— START —
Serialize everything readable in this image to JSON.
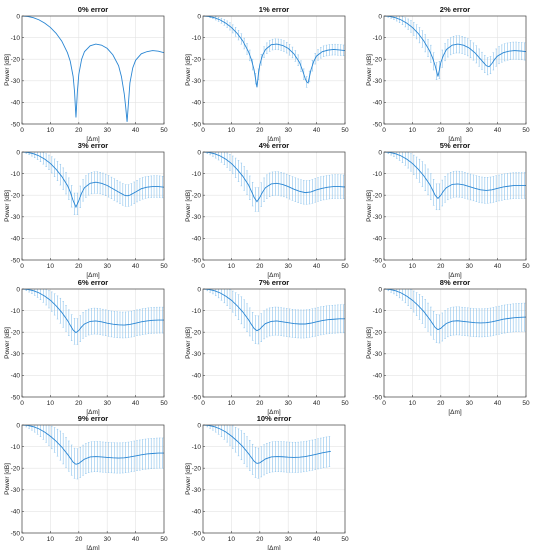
{
  "chart_data": [
    {
      "type": "line",
      "title": "0% error",
      "xlabel": "[Δm]",
      "ylabel": "Power [dB]",
      "xlim": [
        0,
        50
      ],
      "ylim": [
        -50,
        0
      ],
      "x_ticks": [
        "0",
        "10",
        "20",
        "30",
        "40",
        "50"
      ],
      "y_ticks": [
        "0",
        "-10",
        "-20",
        "-30",
        "-40",
        "-50"
      ],
      "grid": true,
      "series": [
        {
          "x": [
            0,
            2,
            4,
            6,
            8,
            10,
            12,
            14,
            16,
            17,
            18,
            18.5,
            19,
            19.5,
            20,
            21,
            22,
            24,
            26,
            28,
            30,
            32,
            34,
            35,
            36,
            36.5,
            37,
            37.5,
            38,
            39,
            40,
            42,
            44,
            46,
            48,
            50
          ],
          "mean": [
            0,
            -0.2,
            -0.8,
            -1.8,
            -3.3,
            -5.3,
            -8,
            -11.6,
            -17,
            -21,
            -28,
            -35,
            -47,
            -35,
            -27,
            -20,
            -16.5,
            -13.8,
            -13,
            -13.5,
            -15,
            -18,
            -23,
            -28,
            -36,
            -42,
            -49,
            -40,
            -31,
            -24,
            -20.5,
            -17.5,
            -16.5,
            -16,
            -16.3,
            -17
          ],
          "err": 0
        }
      ]
    },
    {
      "type": "line",
      "title": "1% error",
      "xlabel": "[Δm]",
      "ylabel": "Power [dB]",
      "xlim": [
        0,
        50
      ],
      "ylim": [
        -50,
        0
      ],
      "x_ticks": [
        "0",
        "10",
        "20",
        "30",
        "40",
        "50"
      ],
      "y_ticks": [
        "0",
        "-10",
        "-20",
        "-30",
        "-40",
        "-50"
      ],
      "grid": true,
      "series": [
        {
          "x": [
            0,
            2,
            4,
            6,
            8,
            10,
            12,
            14,
            16,
            17,
            18,
            18.5,
            19,
            19.5,
            20,
            21,
            22,
            24,
            26,
            28,
            30,
            32,
            34,
            35,
            36,
            36.5,
            37,
            37.5,
            38,
            39,
            40,
            42,
            44,
            46,
            48,
            50
          ],
          "mean": [
            0,
            -0.2,
            -0.8,
            -1.8,
            -3.3,
            -5.3,
            -8,
            -11.5,
            -16.5,
            -20,
            -25,
            -29,
            -33,
            -27,
            -22.5,
            -18,
            -15.5,
            -13.3,
            -13,
            -13.6,
            -15,
            -17.5,
            -21.5,
            -25,
            -29,
            -30.5,
            -31,
            -28,
            -25,
            -21,
            -18.5,
            -16.5,
            -15.8,
            -15.5,
            -15.7,
            -16
          ],
          "err": 2.5
        }
      ]
    },
    {
      "type": "line",
      "title": "2% error",
      "xlabel": "[Δm]",
      "ylabel": "Power [dB]",
      "xlim": [
        0,
        50
      ],
      "ylim": [
        -50,
        0
      ],
      "x_ticks": [
        "0",
        "10",
        "20",
        "30",
        "40",
        "50"
      ],
      "y_ticks": [
        "0",
        "-10",
        "-20",
        "-30",
        "-40",
        "-50"
      ],
      "grid": true,
      "series": [
        {
          "x": [
            0,
            2,
            4,
            6,
            8,
            10,
            12,
            14,
            16,
            17,
            18,
            18.5,
            19,
            19.5,
            20,
            21,
            22,
            24,
            26,
            28,
            30,
            32,
            34,
            35,
            36,
            37,
            38,
            39,
            40,
            42,
            44,
            46,
            48,
            50
          ],
          "mean": [
            0,
            -0.2,
            -0.8,
            -1.8,
            -3.3,
            -5.3,
            -8,
            -11.5,
            -16,
            -19,
            -23,
            -25.5,
            -28,
            -25,
            -21.5,
            -18,
            -15.5,
            -13.5,
            -13,
            -13.5,
            -14.8,
            -17,
            -20,
            -21.5,
            -23,
            -23.5,
            -22,
            -20,
            -18.5,
            -17,
            -16.3,
            -16,
            -16.2,
            -16.5
          ],
          "err": 4
        }
      ]
    },
    {
      "type": "line",
      "title": "3% error",
      "xlabel": "[Δm]",
      "ylabel": "Power [dB]",
      "xlim": [
        0,
        50
      ],
      "ylim": [
        -50,
        0
      ],
      "x_ticks": [
        "0",
        "10",
        "20",
        "30",
        "40",
        "50"
      ],
      "y_ticks": [
        "0",
        "-10",
        "-20",
        "-30",
        "-40",
        "-50"
      ],
      "grid": true,
      "series": [
        {
          "x": [
            0,
            2,
            4,
            6,
            8,
            10,
            12,
            14,
            16,
            17,
            18,
            19,
            20,
            21,
            22,
            24,
            26,
            28,
            30,
            32,
            34,
            36,
            37,
            38,
            40,
            42,
            44,
            46,
            48,
            50
          ],
          "mean": [
            0,
            -0.2,
            -0.8,
            -1.8,
            -3.3,
            -5.3,
            -8,
            -11.3,
            -15.5,
            -18.5,
            -22.5,
            -25.5,
            -22.5,
            -19,
            -16.5,
            -14.5,
            -14,
            -14.5,
            -15.5,
            -17,
            -18.5,
            -20,
            -20.3,
            -20,
            -18.5,
            -17,
            -16.3,
            -16,
            -16,
            -16.3
          ],
          "err": 5
        }
      ]
    },
    {
      "type": "line",
      "title": "4% error",
      "xlabel": "[Δm]",
      "ylabel": "Power [dB]",
      "xlim": [
        0,
        50
      ],
      "ylim": [
        -50,
        0
      ],
      "x_ticks": [
        "0",
        "10",
        "20",
        "30",
        "40",
        "50"
      ],
      "y_ticks": [
        "0",
        "-10",
        "-20",
        "-30",
        "-40",
        "-50"
      ],
      "grid": true,
      "series": [
        {
          "x": [
            0,
            2,
            4,
            6,
            8,
            10,
            12,
            14,
            16,
            17,
            18,
            19,
            20,
            21,
            22,
            24,
            26,
            28,
            30,
            32,
            34,
            36,
            38,
            40,
            42,
            44,
            46,
            48,
            50
          ],
          "mean": [
            0,
            -0.2,
            -0.8,
            -1.8,
            -3.3,
            -5.3,
            -8,
            -11.2,
            -15.2,
            -18,
            -21,
            -23,
            -21,
            -18.5,
            -16.5,
            -14.8,
            -14.5,
            -15,
            -16,
            -17.2,
            -18.2,
            -18.8,
            -18.5,
            -17.5,
            -16.8,
            -16.3,
            -16,
            -16,
            -16.2
          ],
          "err": 5.5
        }
      ]
    },
    {
      "type": "line",
      "title": "5% error",
      "xlabel": "[Δm]",
      "ylabel": "Power [dB]",
      "xlim": [
        0,
        50
      ],
      "ylim": [
        -50,
        0
      ],
      "x_ticks": [
        "0",
        "10",
        "20",
        "30",
        "40",
        "50"
      ],
      "y_ticks": [
        "0",
        "-10",
        "-20",
        "-30",
        "-40",
        "-50"
      ],
      "grid": true,
      "series": [
        {
          "x": [
            0,
            2,
            4,
            6,
            8,
            10,
            12,
            14,
            16,
            17,
            18,
            19,
            20,
            21,
            22,
            24,
            26,
            28,
            30,
            32,
            34,
            36,
            38,
            40,
            42,
            44,
            46,
            48,
            50
          ],
          "mean": [
            0,
            -0.2,
            -0.8,
            -1.8,
            -3.3,
            -5.3,
            -7.9,
            -11,
            -14.8,
            -17.3,
            -20,
            -21.5,
            -20,
            -18,
            -16.5,
            -15,
            -14.8,
            -15.2,
            -16,
            -16.8,
            -17.5,
            -17.8,
            -17.5,
            -16.8,
            -16.2,
            -15.8,
            -15.5,
            -15.5,
            -15.5
          ],
          "err": 6
        }
      ]
    },
    {
      "type": "line",
      "title": "6% error",
      "xlabel": "[Δm]",
      "ylabel": "Power [dB]",
      "xlim": [
        0,
        50
      ],
      "ylim": [
        -50,
        0
      ],
      "x_ticks": [
        "0",
        "10",
        "20",
        "30",
        "40",
        "50"
      ],
      "y_ticks": [
        "0",
        "-10",
        "-20",
        "-30",
        "-40",
        "-50"
      ],
      "grid": true,
      "series": [
        {
          "x": [
            0,
            2,
            4,
            6,
            8,
            10,
            12,
            14,
            16,
            17,
            18,
            19,
            20,
            21,
            22,
            24,
            26,
            28,
            30,
            32,
            34,
            36,
            38,
            40,
            42,
            44,
            46,
            48,
            50
          ],
          "mean": [
            0,
            -0.2,
            -0.8,
            -1.8,
            -3.3,
            -5.2,
            -7.8,
            -10.8,
            -14.5,
            -16.8,
            -19,
            -20.2,
            -19.2,
            -17.5,
            -16.2,
            -15,
            -14.8,
            -15.2,
            -15.8,
            -16.3,
            -16.6,
            -16.7,
            -16.4,
            -15.8,
            -15.2,
            -14.8,
            -14.5,
            -14.4,
            -14.4
          ],
          "err": 6
        }
      ]
    },
    {
      "type": "line",
      "title": "7% error",
      "xlabel": "[Δm]",
      "ylabel": "Power [dB]",
      "xlim": [
        0,
        50
      ],
      "ylim": [
        -50,
        0
      ],
      "x_ticks": [
        "0",
        "10",
        "20",
        "30",
        "40",
        "50"
      ],
      "y_ticks": [
        "0",
        "-10",
        "-20",
        "-30",
        "-40",
        "-50"
      ],
      "grid": true,
      "series": [
        {
          "x": [
            0,
            2,
            4,
            6,
            8,
            10,
            12,
            14,
            16,
            17,
            18,
            19,
            20,
            21,
            22,
            24,
            26,
            28,
            30,
            32,
            34,
            36,
            38,
            40,
            42,
            44,
            46,
            48,
            50
          ],
          "mean": [
            0,
            -0.2,
            -0.8,
            -1.8,
            -3.3,
            -5.2,
            -7.7,
            -10.6,
            -14.2,
            -16.3,
            -18.3,
            -19.3,
            -18.6,
            -17.2,
            -16,
            -15,
            -14.8,
            -15.2,
            -15.6,
            -16,
            -16.2,
            -16.2,
            -15.8,
            -15.2,
            -14.6,
            -14.2,
            -14,
            -13.8,
            -13.8
          ],
          "err": 6.5
        }
      ]
    },
    {
      "type": "line",
      "title": "8% error",
      "xlabel": "[Δm]",
      "ylabel": "Power [dB]",
      "xlim": [
        0,
        50
      ],
      "ylim": [
        -50,
        0
      ],
      "x_ticks": [
        "0",
        "10",
        "20",
        "30",
        "40",
        "50"
      ],
      "y_ticks": [
        "0",
        "-10",
        "-20",
        "-30",
        "-40",
        "-50"
      ],
      "grid": true,
      "series": [
        {
          "x": [
            0,
            2,
            4,
            6,
            8,
            10,
            12,
            14,
            16,
            17,
            18,
            19,
            20,
            21,
            22,
            24,
            26,
            28,
            30,
            32,
            34,
            36,
            38,
            40,
            42,
            44,
            46,
            48,
            50
          ],
          "mean": [
            0,
            -0.2,
            -0.8,
            -1.8,
            -3.3,
            -5.2,
            -7.6,
            -10.4,
            -13.9,
            -15.8,
            -17.8,
            -18.8,
            -18.2,
            -17,
            -15.9,
            -14.9,
            -14.7,
            -15,
            -15.3,
            -15.6,
            -15.7,
            -15.6,
            -15.2,
            -14.6,
            -14,
            -13.6,
            -13.3,
            -13.1,
            -13
          ],
          "err": 6.5
        }
      ]
    },
    {
      "type": "line",
      "title": "9% error",
      "xlabel": "[Δm]",
      "ylabel": "Power [dB]",
      "xlim": [
        0,
        50
      ],
      "ylim": [
        -50,
        0
      ],
      "x_ticks": [
        "0",
        "10",
        "20",
        "30",
        "40",
        "50"
      ],
      "y_ticks": [
        "0",
        "-10",
        "-20",
        "-30",
        "-40",
        "-50"
      ],
      "grid": true,
      "series": [
        {
          "x": [
            0,
            2,
            4,
            6,
            8,
            10,
            12,
            14,
            16,
            17,
            18,
            19,
            20,
            21,
            22,
            24,
            26,
            28,
            30,
            32,
            34,
            36,
            38,
            40,
            42,
            44,
            46,
            48,
            50
          ],
          "mean": [
            0,
            -0.2,
            -0.8,
            -1.8,
            -3.3,
            -5.2,
            -7.5,
            -10.2,
            -13.5,
            -15.3,
            -17.2,
            -18.2,
            -17.8,
            -16.8,
            -15.8,
            -14.8,
            -14.6,
            -14.8,
            -15,
            -15.2,
            -15.3,
            -15.2,
            -14.8,
            -14.3,
            -13.8,
            -13.4,
            -13.2,
            -13,
            -13
          ],
          "err": 7
        }
      ]
    },
    {
      "type": "line",
      "title": "10% error",
      "xlabel": "[Δm]",
      "ylabel": "Power [dB]",
      "xlim": [
        0,
        50
      ],
      "ylim": [
        -50,
        0
      ],
      "x_ticks": [
        "0",
        "10",
        "20",
        "30",
        "40",
        "50"
      ],
      "y_ticks": [
        "0",
        "-10",
        "-20",
        "-30",
        "-40",
        "-50"
      ],
      "grid": true,
      "series": [
        {
          "x": [
            0,
            2,
            4,
            6,
            8,
            10,
            12,
            14,
            16,
            17,
            18,
            19,
            20,
            21,
            22,
            24,
            26,
            28,
            30,
            32,
            34,
            36,
            38,
            40,
            42,
            44,
            45
          ],
          "mean": [
            0,
            -0.2,
            -0.8,
            -1.8,
            -3.2,
            -5.1,
            -7.4,
            -10,
            -13.2,
            -15,
            -16.8,
            -17.8,
            -17.5,
            -16.6,
            -15.7,
            -14.8,
            -14.6,
            -14.7,
            -14.9,
            -15,
            -14.9,
            -14.6,
            -14.1,
            -13.5,
            -12.9,
            -12.4,
            -12.2
          ],
          "err": 7
        }
      ]
    }
  ],
  "colors": {
    "line": "#2a86d3",
    "errorbar": "#8cc3ec",
    "grid": "#e3e3e3",
    "axis": "#444444"
  }
}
— END —
[Directive]: Pick out every line above that holds the word "title" and copy it.

[Answer to this task]:
      "title": "0% error",
      "title": "1% error",
      "title": "2% error",
      "title": "3% error",
      "title": "4% error",
      "title": "5% error",
      "title": "6% error",
      "title": "7% error",
      "title": "8% error",
      "title": "9% error",
      "title": "10% error",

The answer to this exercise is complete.